◆ **EXERCISE TASK**: Search the entries for the word "arrow" and pull out each line that has it.

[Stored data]
= = =
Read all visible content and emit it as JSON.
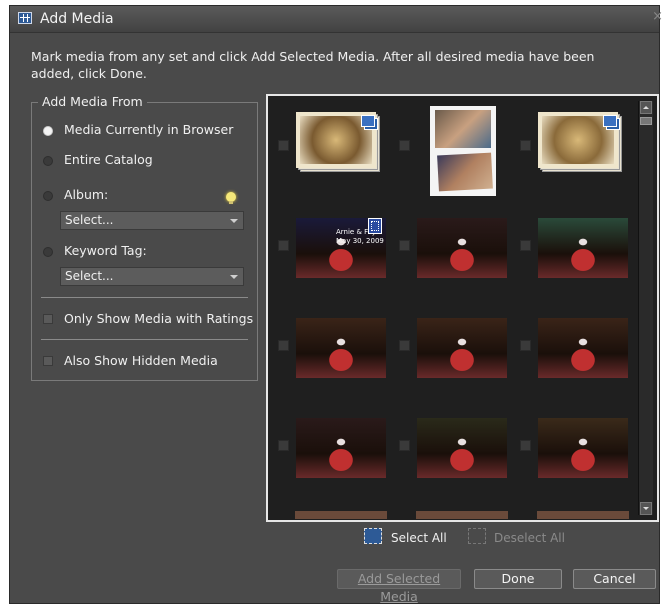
{
  "window": {
    "title": "Add Media",
    "close_glyph": "×"
  },
  "instructions": "Mark media from any set and click Add Selected Media. After all desired media have been added, click Done.",
  "add_media_from": {
    "legend": "Add Media From",
    "options": [
      {
        "label": "Media Currently in Browser",
        "checked": true
      },
      {
        "label": "Entire Catalog",
        "checked": false
      },
      {
        "label": "Album:",
        "checked": false
      },
      {
        "label": "Keyword Tag:",
        "checked": false
      }
    ],
    "album_select": "Select...",
    "keyword_select": "Select...",
    "only_ratings_label": "Only Show Media with Ratings",
    "hidden_media_label": "Also Show Hidden Media"
  },
  "thumbnails": [
    {
      "kind": "stack",
      "tone": "#7a5a30",
      "badge": "stack-icon"
    },
    {
      "kind": "collage",
      "tone": "#d8d8d8",
      "badge": ""
    },
    {
      "kind": "stack",
      "tone": "#8a6a3a",
      "badge": "stack-icon"
    },
    {
      "kind": "video",
      "tone": "#1a1a3a",
      "badge": "video-icon",
      "caption": [
        "Arnie & Fay",
        "May 30, 2009"
      ]
    },
    {
      "kind": "photo",
      "tone": "#2a1a1a",
      "badge": ""
    },
    {
      "kind": "photo",
      "tone": "#2a4a3a",
      "badge": ""
    },
    {
      "kind": "photo",
      "tone": "#3a2418",
      "badge": ""
    },
    {
      "kind": "photo",
      "tone": "#3a2418",
      "badge": ""
    },
    {
      "kind": "photo",
      "tone": "#3a2418",
      "badge": ""
    },
    {
      "kind": "photo",
      "tone": "#2a1a1a",
      "badge": ""
    },
    {
      "kind": "photo",
      "tone": "#2a2a1a",
      "badge": ""
    },
    {
      "kind": "photo",
      "tone": "#3a2a1a",
      "badge": ""
    }
  ],
  "toolbar": {
    "select_all": "Select All",
    "deselect_all": "Deselect All"
  },
  "buttons": {
    "add_selected": "Add Selected Media",
    "done": "Done",
    "cancel": "Cancel"
  },
  "colors": {
    "panel": "#4a4a4a",
    "grid_bg": "#1f1f1f",
    "accent_select": "#2d5a96"
  }
}
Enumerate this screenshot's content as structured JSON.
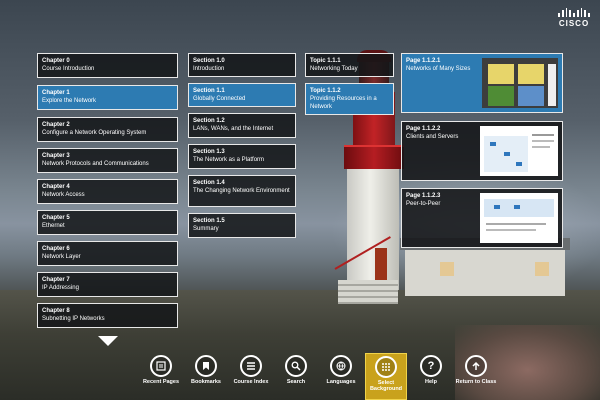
{
  "brand": {
    "logo_text": "CISCO"
  },
  "chapters": [
    {
      "title": "Chapter 0",
      "subtitle": "Course Introduction"
    },
    {
      "title": "Chapter 1",
      "subtitle": "Explore the Network"
    },
    {
      "title": "Chapter 2",
      "subtitle": "Configure a Network Operating System"
    },
    {
      "title": "Chapter 3",
      "subtitle": "Network Protocols and Communications"
    },
    {
      "title": "Chapter 4",
      "subtitle": "Network Access"
    },
    {
      "title": "Chapter 5",
      "subtitle": "Ethernet"
    },
    {
      "title": "Chapter 6",
      "subtitle": "Network Layer"
    },
    {
      "title": "Chapter 7",
      "subtitle": "IP Addressing"
    },
    {
      "title": "Chapter 8",
      "subtitle": "Subnetting IP Networks"
    }
  ],
  "sections": [
    {
      "title": "Section 1.0",
      "subtitle": "Introduction"
    },
    {
      "title": "Section 1.1",
      "subtitle": "Globally Connected"
    },
    {
      "title": "Section 1.2",
      "subtitle": "LANs, WANs, and the Internet"
    },
    {
      "title": "Section 1.3",
      "subtitle": "The Network as a Platform"
    },
    {
      "title": "Section 1.4",
      "subtitle": "The Changing Network Environment"
    },
    {
      "title": "Section 1.5",
      "subtitle": "Summary"
    }
  ],
  "topics": [
    {
      "title": "Topic 1.1.1",
      "subtitle": "Networking Today"
    },
    {
      "title": "Topic 1.1.2",
      "subtitle": "Providing Resources in a Network"
    }
  ],
  "pages": [
    {
      "title": "Page 1.1.2.1",
      "subtitle": "Networks of Many Sizes"
    },
    {
      "title": "Page 1.1.2.2",
      "subtitle": "Clients and Servers"
    },
    {
      "title": "Page 1.1.2.3",
      "subtitle": "Peer-to-Peer"
    }
  ],
  "toolbar": {
    "recent": "Recent Pages",
    "bookmarks": "Bookmarks",
    "index": "Course Index",
    "search": "Search",
    "languages": "Languages",
    "background": "Select Background",
    "help": "Help",
    "return": "Return to Class"
  },
  "selection": {
    "chapter": "Chapter 1",
    "section": "Section 1.1",
    "topic": "Topic 1.1.2",
    "page": "Page 1.1.2.1",
    "toolbar": "Select Background"
  },
  "colors": {
    "selected": "#2d7bb2",
    "toolbar_selected": "#c9a21c",
    "card_bg": "#141618"
  },
  "icons": [
    "scroll-down-arrow",
    "recent-pages-icon",
    "bookmark-icon",
    "course-index-icon",
    "search-icon",
    "languages-icon",
    "grid-icon",
    "help-icon",
    "return-arrow-icon"
  ]
}
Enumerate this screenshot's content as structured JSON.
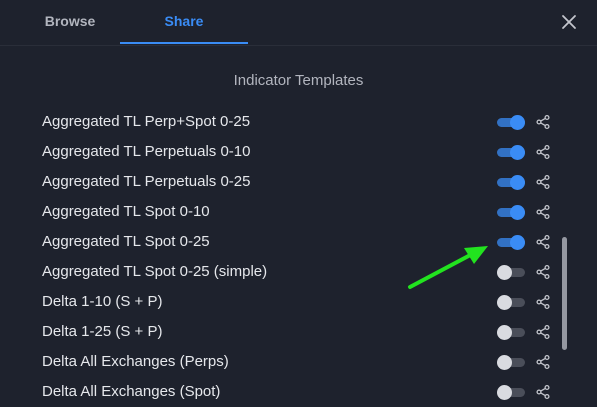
= = =
◆ **FINAL ANSWER**:
    "scroll-down-arrow",
    "return-arrow-icon"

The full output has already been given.